> Dataset records
* * * *

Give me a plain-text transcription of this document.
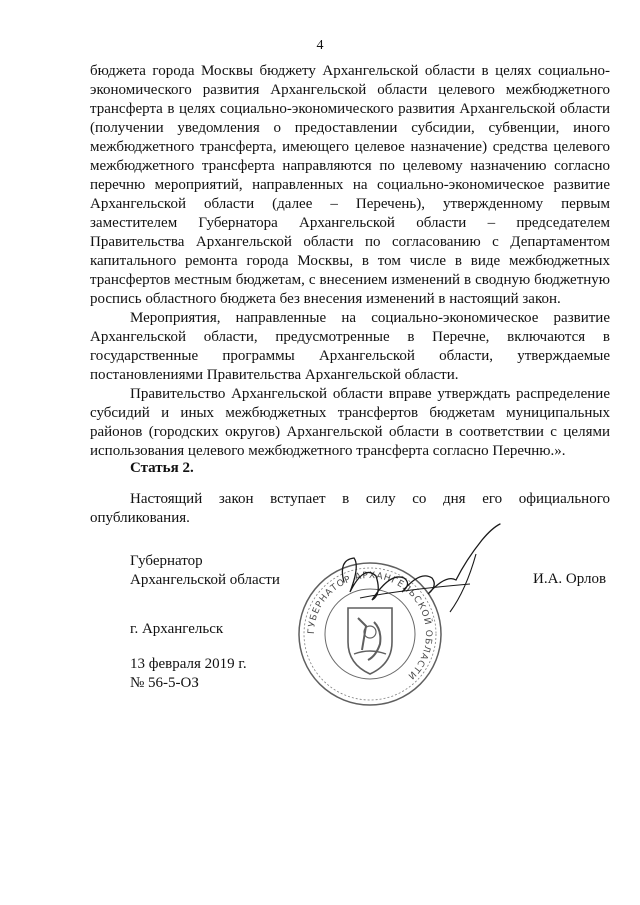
4

бюджета города Москвы бюджету Архангельской области в целях социально-экономического развития Архангельской области целевого межбюджетного трансферта в целях социально-экономического развития Архангельской области (получении уведомления о предоставлении субсидии, субвенции, иного межбюджетного трансферта, имеющего целевое назначение) средства целевого межбюджетного трансферта направляются по целевому назначению согласно перечню мероприятий, направленных на социально-экономическое развитие Архангельской области (далее – Перечень), утвержденному первым заместителем Губернатора Архангельской области – председателем Правительства Архангельской области по согласованию с Департаментом капитального ремонта города Москвы, в том числе в виде межбюджетных трансфертов местным бюджетам, с внесением изменений в сводную бюджетную роспись областного бюджета без внесения изменений в настоящий закон.

Мероприятия, направленные на социально-экономическое развитие Архангельской области, предусмотренные в Перечне, включаются в государственные программы Архангельской области, утверждаемые постановлениями Правительства Архангельской области.

Правительство Архангельской области вправе утверждать распределение субсидий и иных межбюджетных трансфертов бюджетам муниципальных районов (городских округов) Архангельской области в соответствии с целями использования целевого межбюджетного трансферта согласно Перечню.».

Статья 2.
Настоящий закон вступает в силу со дня его официального опубликования.
Губернатор
Архангельской области	И.А. Орлов
ГУБЕРНАТОР АРХАНГЕЛЬСКОЙ ОБЛАСТИ
г. Архангельск
13 февраля 2019 г.
№ 56-5-ОЗ
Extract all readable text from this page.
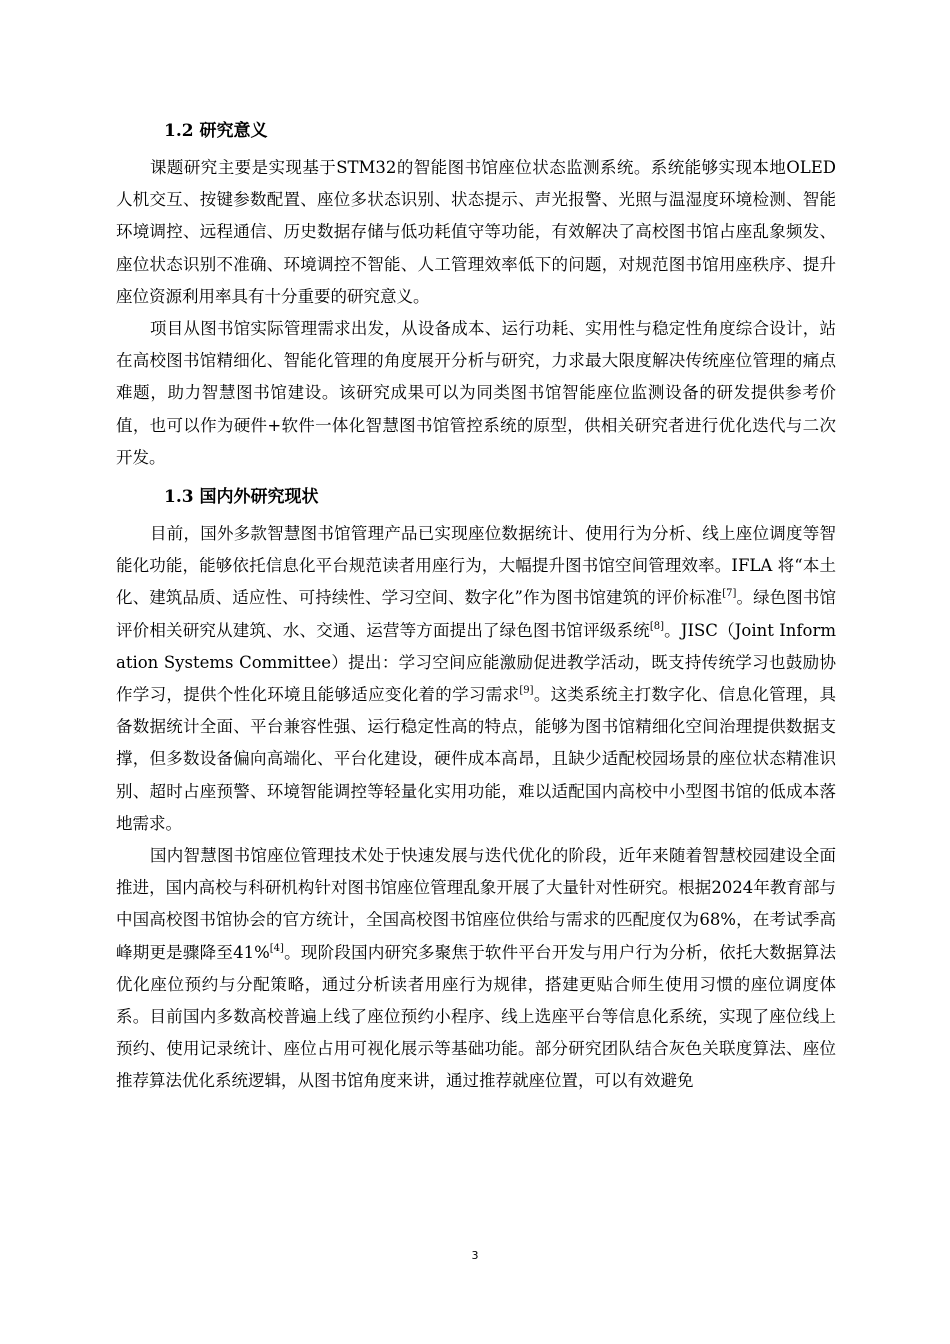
1.2 研究意义

课题研究主要是实现基于STM32的智能图书馆座位状态监测系统。系统能够实现本地OLED人机交互、按键参数配置、座位多状态识别、状态提示、声光报警、光照与温湿度环境检测、智能环境调控、远程通信、历史数据存储与低功耗值守等功能，有效解决了高校图书馆占座乱象频发、座位状态识别不准确、环境调控不智能、人工管理效率低下的问题，对规范图书馆用座秩序、提升座位资源利用率具有十分重要的研究意义。

项目从图书馆实际管理需求出发，从设备成本、运行功耗、实用性与稳定性角度综合设计，站在高校图书馆精细化、智能化管理的角度展开分析与研究，力求最大限度解决传统座位管理的痛点难题，助力智慧图书馆建设。该研究成果可以为同类图书馆智能座位监测设备的研发提供参考价值，也可以作为硬件+软件一体化智慧图书馆管控系统的原型，供相关研究者进行优化迭代与二次开发。

1.3 国内外研究现状

目前，国外多款智慧图书馆管理产品已实现座位数据统计、使用行为分析、线上座位调度等智能化功能，能够依托信息化平台规范读者用座行为，大幅提升图书馆空间管理效率。IFLA 将“本土化、建筑品质、适应性、可持续性、学习空间、数字化”作为图书馆建筑的评价标准[7]。绿色图书馆评价相关研究从建筑、水、交通、运营等方面提出了绿色图书馆评级系统[8]。JISC（Joint Information Systems Committee）提出：学习空间应能激励促进教学活动，既支持传统学习也鼓励协作学习，提供个性化环境且能够适应变化着的学习需求[9]。这类系统主打数字化、信息化管理，具备数据统计全面、平台兼容性强、运行稳定性高的特点，能够为图书馆精细化空间治理提供数据支撑，但多数设备偏向高端化、平台化建设，硬件成本高昂，且缺少适配校园场景的座位状态精准识别、超时占座预警、环境智能调控等轻量化实用功能，难以适配国内高校中小型图书馆的低成本落地需求。

国内智慧图书馆座位管理技术处于快速发展与迭代优化的阶段，近年来随着智慧校园建设全面推进，国内高校与科研机构针对图书馆座位管理乱象开展了大量针对性研究。根据2024年教育部与中国高校图书馆协会的官方统计，全国高校图书馆座位供给与需求的匹配度仅为68%，在考试季高峰期更是骤降至41%[4]。现阶段国内研究多聚焦于软件平台开发与用户行为分析，依托大数据算法优化座位预约与分配策略，通过分析读者用座行为规律，搭建更贴合师生使用习惯的座位调度体系。目前国内多数高校普遍上线了座位预约小程序、线上选座平台等信息化系统，实现了座位线上预约、使用记录统计、座位占用可视化展示等基础功能。部分研究团队结合灰色关联度算法、座位推荐算法优化系统逻辑，从图书馆角度来讲，通过推荐就座位置，可以有效避免

3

* * * *

> Instruction
Find the word "трансфертов" in the entries, and copy every line it shows up in.

> Solution for this problem
бюджета города Москвы бюджету Архангельской области в целях социально-экономического развития Архангельской области целевого межбюджетного трансферта в целях социально-экономического развития Архангельской области (получении уведомления о предоставлении субсидии, субвенции, иного межбюджетного трансферта, имеющего целевое назначение) средства целевого межбюджетного трансферта направляются по целевому назначению согласно перечню мероприятий, направленных на социально-экономическое развитие Архангельской области (далее – Перечень), утвержденному первым заместителем Губернатора Архангельской области – председателем Правительства Архангельской области по согласованию с Департаментом капитального ремонта города Москвы, в том числе в виде межбюджетных трансфертов местным бюджетам, с внесением изменений в сводную бюджетную роспись областного бюджета без внесения изменений в настоящий закон.
Правительство Архангельской области вправе утверждать распределение субсидий и иных межбюджетных трансфертов бюджетам муниципальных районов (городских округов) Архангельской области в соответствии с целями использования целевого межбюджетного трансферта согласно Перечню.».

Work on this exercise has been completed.